**Exercise prompt:** Write out the material below word for word, beginning at the line that contains "What elements are" and stopping after the line that contains "line-segment (674, 112, 682, 143)".

**Exercise materials:**
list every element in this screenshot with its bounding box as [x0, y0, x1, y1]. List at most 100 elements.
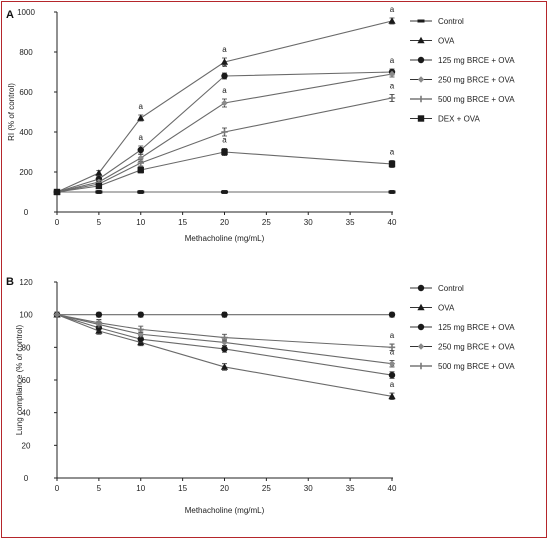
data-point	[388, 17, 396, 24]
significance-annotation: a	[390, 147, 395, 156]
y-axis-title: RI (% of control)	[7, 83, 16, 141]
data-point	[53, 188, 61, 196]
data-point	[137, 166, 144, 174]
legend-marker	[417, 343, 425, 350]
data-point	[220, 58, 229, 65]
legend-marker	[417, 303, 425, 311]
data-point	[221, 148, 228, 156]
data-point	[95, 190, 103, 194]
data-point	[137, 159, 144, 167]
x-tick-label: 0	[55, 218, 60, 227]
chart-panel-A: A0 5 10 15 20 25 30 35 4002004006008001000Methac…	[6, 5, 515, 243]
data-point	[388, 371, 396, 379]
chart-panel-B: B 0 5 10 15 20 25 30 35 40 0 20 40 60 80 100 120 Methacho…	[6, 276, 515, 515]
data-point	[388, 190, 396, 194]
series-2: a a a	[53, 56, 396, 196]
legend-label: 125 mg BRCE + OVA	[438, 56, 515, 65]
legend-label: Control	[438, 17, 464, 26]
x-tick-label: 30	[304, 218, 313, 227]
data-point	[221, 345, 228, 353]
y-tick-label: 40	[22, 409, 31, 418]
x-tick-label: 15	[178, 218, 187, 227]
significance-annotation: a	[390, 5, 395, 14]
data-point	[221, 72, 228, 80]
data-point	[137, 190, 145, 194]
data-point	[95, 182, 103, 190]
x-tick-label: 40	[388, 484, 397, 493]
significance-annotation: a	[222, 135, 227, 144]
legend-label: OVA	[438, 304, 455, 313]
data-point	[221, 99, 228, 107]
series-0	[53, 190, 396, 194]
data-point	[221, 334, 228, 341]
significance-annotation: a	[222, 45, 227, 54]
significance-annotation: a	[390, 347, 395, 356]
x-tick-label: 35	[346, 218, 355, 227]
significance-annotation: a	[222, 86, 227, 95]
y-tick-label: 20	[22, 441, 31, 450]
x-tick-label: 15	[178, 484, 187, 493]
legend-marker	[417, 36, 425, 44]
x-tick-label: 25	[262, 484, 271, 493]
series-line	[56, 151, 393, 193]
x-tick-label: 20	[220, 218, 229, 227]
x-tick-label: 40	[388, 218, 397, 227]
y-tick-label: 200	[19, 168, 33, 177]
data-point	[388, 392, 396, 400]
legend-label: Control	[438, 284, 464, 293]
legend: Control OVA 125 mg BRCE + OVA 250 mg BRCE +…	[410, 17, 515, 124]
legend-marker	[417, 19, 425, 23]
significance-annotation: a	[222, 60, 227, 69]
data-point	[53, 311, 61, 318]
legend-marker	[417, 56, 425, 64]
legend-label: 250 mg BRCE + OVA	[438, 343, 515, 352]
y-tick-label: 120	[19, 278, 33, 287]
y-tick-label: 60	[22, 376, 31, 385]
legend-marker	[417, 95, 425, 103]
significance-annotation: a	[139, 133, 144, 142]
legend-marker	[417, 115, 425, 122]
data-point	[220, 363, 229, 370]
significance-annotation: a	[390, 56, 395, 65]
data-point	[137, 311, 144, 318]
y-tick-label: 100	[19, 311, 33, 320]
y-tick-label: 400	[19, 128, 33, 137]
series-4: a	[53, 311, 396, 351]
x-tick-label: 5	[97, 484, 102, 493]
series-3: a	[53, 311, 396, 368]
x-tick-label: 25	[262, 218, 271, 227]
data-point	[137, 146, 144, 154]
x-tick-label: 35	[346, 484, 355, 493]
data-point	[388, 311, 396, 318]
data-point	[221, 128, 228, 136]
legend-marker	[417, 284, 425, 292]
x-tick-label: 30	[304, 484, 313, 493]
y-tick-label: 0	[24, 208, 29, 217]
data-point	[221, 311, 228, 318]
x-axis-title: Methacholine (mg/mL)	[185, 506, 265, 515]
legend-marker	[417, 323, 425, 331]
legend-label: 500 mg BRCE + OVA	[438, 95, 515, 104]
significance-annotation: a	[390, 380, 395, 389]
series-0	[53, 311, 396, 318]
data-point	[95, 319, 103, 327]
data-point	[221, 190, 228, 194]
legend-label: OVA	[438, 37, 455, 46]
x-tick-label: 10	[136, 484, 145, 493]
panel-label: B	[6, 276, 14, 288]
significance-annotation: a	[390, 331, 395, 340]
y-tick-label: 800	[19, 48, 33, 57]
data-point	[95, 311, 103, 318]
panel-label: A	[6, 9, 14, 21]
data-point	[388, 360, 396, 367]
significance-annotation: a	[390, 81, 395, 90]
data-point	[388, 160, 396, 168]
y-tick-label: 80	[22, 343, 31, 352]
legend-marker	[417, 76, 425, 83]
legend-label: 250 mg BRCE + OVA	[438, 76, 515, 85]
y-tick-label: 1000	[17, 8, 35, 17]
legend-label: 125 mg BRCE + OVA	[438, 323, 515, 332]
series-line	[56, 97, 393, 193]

...

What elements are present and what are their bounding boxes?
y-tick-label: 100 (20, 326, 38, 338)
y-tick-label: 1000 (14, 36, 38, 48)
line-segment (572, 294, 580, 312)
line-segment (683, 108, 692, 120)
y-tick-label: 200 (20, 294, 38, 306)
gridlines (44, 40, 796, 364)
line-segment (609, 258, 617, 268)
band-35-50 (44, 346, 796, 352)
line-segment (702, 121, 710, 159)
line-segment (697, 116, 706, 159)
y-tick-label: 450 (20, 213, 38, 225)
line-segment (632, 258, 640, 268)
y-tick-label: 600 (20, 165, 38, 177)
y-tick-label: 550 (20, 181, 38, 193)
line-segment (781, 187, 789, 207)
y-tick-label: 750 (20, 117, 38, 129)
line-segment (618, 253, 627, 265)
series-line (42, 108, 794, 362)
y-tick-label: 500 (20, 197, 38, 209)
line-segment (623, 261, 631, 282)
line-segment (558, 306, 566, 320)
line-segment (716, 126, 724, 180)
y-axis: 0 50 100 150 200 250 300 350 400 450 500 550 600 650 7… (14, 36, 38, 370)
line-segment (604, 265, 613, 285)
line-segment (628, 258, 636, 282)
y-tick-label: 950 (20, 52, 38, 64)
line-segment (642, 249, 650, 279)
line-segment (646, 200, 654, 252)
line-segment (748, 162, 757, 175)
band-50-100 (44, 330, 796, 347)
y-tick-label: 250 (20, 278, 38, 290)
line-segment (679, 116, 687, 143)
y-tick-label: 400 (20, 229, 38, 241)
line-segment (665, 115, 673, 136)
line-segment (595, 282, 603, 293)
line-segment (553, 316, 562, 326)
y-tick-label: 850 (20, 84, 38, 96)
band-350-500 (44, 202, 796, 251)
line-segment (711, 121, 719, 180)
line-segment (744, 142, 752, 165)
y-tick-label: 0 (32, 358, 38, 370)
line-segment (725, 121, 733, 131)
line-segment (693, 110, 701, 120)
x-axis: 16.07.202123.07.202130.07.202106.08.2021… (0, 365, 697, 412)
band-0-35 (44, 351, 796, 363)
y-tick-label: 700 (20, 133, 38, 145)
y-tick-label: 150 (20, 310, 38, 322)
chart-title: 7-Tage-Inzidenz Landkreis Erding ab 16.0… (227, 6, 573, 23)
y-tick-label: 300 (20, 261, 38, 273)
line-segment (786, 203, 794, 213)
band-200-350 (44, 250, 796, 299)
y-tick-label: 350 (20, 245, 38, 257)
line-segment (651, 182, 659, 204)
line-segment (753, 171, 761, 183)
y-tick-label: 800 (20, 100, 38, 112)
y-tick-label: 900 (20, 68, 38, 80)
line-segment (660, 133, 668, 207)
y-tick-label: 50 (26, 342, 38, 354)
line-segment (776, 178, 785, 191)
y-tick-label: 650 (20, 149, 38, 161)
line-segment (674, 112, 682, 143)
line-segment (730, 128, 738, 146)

**Output for this task:**
What elements are present and what are their bounding boxes?
y-tick-label: 100 (20, 326, 38, 338)
y-tick-label: 1000 (14, 36, 38, 48)
line-segment (572, 294, 580, 312)
line-segment (683, 108, 692, 120)
y-tick-label: 200 (20, 294, 38, 306)
gridlines (44, 40, 796, 364)
line-segment (609, 258, 617, 268)
band-35-50 (44, 346, 796, 352)
line-segment (702, 121, 710, 159)
line-segment (697, 116, 706, 159)
y-tick-label: 450 (20, 213, 38, 225)
line-segment (632, 258, 640, 268)
y-tick-label: 600 (20, 165, 38, 177)
y-tick-label: 550 (20, 181, 38, 193)
line-segment (781, 187, 789, 207)
y-tick-label: 750 (20, 117, 38, 129)
line-segment (618, 253, 627, 265)
series-line (42, 108, 794, 362)
y-tick-label: 500 (20, 197, 38, 209)
line-segment (623, 261, 631, 282)
line-segment (558, 306, 566, 320)
line-segment (716, 126, 724, 180)
y-axis: 0 50 100 150 200 250 300 350 400 450 500 550 600 650 7… (14, 36, 38, 370)
line-segment (604, 265, 613, 285)
line-segment (628, 258, 636, 282)
y-tick-label: 950 (20, 52, 38, 64)
line-segment (642, 249, 650, 279)
line-segment (646, 200, 654, 252)
line-segment (748, 162, 757, 175)
band-50-100 (44, 330, 796, 347)
y-tick-label: 250 (20, 278, 38, 290)
line-segment (679, 116, 687, 143)
y-tick-label: 400 (20, 229, 38, 241)
line-segment (665, 115, 673, 136)
line-segment (595, 282, 603, 293)
line-segment (553, 316, 562, 326)
y-tick-label: 850 (20, 84, 38, 96)
band-350-500 (44, 202, 796, 251)
line-segment (711, 121, 719, 180)
line-segment (744, 142, 752, 165)
y-tick-label: 0 (32, 358, 38, 370)
line-segment (725, 121, 733, 131)
line-segment (693, 110, 701, 120)
x-axis: 16.07.202123.07.202130.07.202106.08.2021… (0, 365, 697, 412)
band-0-35 (44, 351, 796, 363)
y-tick-label: 700 (20, 133, 38, 145)
y-tick-label: 150 (20, 310, 38, 322)
chart-title: 7-Tage-Inzidenz Landkreis Erding ab 16.0… (227, 6, 573, 23)
y-tick-label: 300 (20, 261, 38, 273)
line-segment (786, 203, 794, 213)
band-200-350 (44, 250, 796, 299)
y-tick-label: 350 (20, 245, 38, 257)
line-segment (651, 182, 659, 204)
line-segment (753, 171, 761, 183)
y-tick-label: 800 (20, 100, 38, 112)
y-tick-label: 900 (20, 68, 38, 80)
line-segment (660, 133, 668, 207)
y-tick-label: 50 (26, 342, 38, 354)
line-segment (776, 178, 785, 191)
y-tick-label: 650 (20, 149, 38, 161)
line-segment (674, 112, 682, 143)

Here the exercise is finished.